Task instructions: Search the listing below for "taking". Copy each matching line.
━━ Provided records ━━
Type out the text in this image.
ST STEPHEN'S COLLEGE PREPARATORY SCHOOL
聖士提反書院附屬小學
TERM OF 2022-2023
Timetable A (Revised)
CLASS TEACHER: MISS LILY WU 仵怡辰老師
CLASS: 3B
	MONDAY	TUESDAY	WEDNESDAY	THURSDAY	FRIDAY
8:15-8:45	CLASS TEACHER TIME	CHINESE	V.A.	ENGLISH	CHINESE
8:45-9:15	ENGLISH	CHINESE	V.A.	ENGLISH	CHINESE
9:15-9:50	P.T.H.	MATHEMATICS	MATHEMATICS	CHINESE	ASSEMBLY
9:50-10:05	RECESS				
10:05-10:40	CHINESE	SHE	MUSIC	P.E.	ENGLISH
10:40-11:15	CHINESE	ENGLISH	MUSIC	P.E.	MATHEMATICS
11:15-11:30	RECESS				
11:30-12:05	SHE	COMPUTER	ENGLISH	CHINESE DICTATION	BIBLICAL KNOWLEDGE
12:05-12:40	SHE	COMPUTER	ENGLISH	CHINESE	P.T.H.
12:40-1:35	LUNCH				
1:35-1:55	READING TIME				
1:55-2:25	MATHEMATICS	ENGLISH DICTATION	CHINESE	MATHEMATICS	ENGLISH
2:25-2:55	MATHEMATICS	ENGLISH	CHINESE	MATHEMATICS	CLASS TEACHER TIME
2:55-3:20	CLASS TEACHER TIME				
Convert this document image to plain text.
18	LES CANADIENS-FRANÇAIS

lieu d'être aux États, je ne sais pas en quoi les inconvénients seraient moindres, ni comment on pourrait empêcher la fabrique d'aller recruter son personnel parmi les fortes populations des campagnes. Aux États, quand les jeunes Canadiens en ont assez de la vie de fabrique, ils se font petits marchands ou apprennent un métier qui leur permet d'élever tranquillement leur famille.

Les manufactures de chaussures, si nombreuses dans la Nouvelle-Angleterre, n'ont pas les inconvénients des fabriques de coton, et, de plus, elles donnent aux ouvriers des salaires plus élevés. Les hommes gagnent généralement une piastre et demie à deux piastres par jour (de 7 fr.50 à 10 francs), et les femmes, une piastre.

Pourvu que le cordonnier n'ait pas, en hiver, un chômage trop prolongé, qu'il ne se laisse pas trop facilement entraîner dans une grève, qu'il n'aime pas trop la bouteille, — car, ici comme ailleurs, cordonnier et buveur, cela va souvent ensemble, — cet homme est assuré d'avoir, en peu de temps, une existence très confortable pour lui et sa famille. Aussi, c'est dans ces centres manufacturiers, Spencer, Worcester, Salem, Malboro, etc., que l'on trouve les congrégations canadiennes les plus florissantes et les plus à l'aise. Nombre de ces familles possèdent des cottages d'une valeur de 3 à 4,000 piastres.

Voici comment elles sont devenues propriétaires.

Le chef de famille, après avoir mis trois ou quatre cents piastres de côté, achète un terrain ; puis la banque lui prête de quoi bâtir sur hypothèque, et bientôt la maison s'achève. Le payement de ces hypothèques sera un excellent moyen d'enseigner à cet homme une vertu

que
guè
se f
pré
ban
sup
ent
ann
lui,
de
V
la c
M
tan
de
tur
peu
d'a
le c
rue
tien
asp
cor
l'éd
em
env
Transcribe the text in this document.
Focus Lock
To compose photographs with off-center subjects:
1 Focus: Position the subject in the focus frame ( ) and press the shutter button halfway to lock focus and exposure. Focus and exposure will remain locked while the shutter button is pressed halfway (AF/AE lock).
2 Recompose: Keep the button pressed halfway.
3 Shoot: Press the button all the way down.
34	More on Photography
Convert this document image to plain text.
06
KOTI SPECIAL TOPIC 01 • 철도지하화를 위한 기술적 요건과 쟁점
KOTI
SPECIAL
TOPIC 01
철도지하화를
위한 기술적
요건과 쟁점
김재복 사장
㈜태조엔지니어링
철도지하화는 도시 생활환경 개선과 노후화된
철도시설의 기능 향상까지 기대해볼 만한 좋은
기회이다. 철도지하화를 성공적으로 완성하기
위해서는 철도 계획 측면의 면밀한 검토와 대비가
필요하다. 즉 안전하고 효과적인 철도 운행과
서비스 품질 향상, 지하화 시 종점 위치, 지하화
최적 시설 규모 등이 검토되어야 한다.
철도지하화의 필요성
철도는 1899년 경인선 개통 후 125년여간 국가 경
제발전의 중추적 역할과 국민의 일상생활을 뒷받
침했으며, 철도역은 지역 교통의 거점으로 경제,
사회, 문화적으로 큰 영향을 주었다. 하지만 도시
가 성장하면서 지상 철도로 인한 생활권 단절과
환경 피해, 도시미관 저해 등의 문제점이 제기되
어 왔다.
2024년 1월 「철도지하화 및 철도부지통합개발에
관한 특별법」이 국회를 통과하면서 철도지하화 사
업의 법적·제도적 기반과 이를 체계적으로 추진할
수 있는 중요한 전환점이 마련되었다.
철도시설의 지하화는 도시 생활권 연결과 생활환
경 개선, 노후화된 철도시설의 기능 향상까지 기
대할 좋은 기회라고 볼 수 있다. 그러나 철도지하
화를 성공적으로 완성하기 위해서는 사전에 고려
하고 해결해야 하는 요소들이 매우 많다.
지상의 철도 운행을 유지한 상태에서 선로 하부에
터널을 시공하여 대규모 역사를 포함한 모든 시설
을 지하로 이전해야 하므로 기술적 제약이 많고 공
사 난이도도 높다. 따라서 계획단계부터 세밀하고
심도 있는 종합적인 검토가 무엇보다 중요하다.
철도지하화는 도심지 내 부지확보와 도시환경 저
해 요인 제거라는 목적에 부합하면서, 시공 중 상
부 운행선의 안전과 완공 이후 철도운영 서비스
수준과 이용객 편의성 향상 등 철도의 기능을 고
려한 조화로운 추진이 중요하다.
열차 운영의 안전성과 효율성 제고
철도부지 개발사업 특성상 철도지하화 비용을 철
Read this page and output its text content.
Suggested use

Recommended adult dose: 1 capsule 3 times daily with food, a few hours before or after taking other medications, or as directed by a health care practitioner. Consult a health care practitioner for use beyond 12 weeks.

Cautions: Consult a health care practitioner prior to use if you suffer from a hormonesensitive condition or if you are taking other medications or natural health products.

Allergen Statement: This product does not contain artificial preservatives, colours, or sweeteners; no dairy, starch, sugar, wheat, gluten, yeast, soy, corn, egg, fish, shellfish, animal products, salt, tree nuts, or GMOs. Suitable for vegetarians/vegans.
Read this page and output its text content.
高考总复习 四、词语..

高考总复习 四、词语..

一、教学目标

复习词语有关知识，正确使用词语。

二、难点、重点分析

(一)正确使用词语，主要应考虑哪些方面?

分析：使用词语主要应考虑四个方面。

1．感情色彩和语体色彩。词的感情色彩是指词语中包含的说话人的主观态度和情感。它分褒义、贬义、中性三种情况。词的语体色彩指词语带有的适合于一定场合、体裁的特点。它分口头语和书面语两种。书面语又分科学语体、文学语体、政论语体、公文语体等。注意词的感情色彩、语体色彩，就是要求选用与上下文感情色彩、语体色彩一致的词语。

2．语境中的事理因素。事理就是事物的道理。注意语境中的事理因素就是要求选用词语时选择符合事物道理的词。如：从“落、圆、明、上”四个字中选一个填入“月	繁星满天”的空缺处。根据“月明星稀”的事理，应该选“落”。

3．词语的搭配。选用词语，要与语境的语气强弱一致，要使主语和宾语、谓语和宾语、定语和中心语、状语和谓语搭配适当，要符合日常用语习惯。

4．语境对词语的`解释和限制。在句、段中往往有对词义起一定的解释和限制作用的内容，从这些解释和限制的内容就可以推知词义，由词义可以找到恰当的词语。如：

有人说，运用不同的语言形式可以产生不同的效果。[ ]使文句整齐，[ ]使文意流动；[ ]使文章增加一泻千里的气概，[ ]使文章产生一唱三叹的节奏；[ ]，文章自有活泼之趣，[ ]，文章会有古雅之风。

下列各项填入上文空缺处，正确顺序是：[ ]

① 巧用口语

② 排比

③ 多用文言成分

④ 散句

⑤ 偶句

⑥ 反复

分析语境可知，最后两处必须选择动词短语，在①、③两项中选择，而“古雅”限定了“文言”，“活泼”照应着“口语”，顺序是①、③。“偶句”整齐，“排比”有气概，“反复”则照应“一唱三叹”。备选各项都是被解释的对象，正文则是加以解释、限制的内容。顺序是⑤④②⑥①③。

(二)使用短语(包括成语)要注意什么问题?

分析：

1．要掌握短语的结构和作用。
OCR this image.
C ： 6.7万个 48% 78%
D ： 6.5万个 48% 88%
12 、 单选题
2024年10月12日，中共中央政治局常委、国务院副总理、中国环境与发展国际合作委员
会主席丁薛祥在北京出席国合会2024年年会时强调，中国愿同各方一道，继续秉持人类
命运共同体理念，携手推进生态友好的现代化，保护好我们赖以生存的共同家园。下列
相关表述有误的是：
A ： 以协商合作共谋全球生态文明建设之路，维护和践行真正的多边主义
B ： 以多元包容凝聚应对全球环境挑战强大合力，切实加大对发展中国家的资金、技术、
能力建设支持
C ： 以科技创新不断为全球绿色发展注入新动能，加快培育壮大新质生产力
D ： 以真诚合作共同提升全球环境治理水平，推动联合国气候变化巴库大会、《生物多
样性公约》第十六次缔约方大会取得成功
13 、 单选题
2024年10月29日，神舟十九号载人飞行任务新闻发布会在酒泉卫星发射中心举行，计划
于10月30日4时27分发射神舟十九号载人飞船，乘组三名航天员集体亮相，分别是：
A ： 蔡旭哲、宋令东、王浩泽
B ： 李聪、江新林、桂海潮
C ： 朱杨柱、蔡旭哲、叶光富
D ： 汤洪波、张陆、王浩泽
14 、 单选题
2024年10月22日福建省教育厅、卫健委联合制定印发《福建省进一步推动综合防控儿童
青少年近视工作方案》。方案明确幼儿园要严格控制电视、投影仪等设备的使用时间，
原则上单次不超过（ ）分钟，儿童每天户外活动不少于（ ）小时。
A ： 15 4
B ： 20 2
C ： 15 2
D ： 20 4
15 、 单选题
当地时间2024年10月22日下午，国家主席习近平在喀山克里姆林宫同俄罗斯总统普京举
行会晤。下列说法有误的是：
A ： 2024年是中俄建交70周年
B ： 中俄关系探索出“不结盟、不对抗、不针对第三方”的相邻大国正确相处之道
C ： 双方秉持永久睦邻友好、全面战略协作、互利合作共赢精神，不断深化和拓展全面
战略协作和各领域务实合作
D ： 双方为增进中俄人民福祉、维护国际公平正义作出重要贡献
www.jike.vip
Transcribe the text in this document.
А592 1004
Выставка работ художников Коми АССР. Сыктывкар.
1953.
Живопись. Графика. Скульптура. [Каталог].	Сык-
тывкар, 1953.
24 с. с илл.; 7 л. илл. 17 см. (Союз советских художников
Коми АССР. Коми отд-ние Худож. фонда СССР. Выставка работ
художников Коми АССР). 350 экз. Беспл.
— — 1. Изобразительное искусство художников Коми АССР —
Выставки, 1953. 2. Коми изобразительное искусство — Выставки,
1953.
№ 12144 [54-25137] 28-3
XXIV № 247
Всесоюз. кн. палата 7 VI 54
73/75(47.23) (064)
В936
━━━
Reply:
Recommended adult dose: 1 capsule 3 times daily with food, a few hours before or after taking other medications, or as directed by a health care practitioner. Consult a health care practitioner for use beyond 12 weeks.
Cautions: Consult a health care practitioner prior to use if you suffer from a hormonesensitive condition or if you are taking other medications or natural health products.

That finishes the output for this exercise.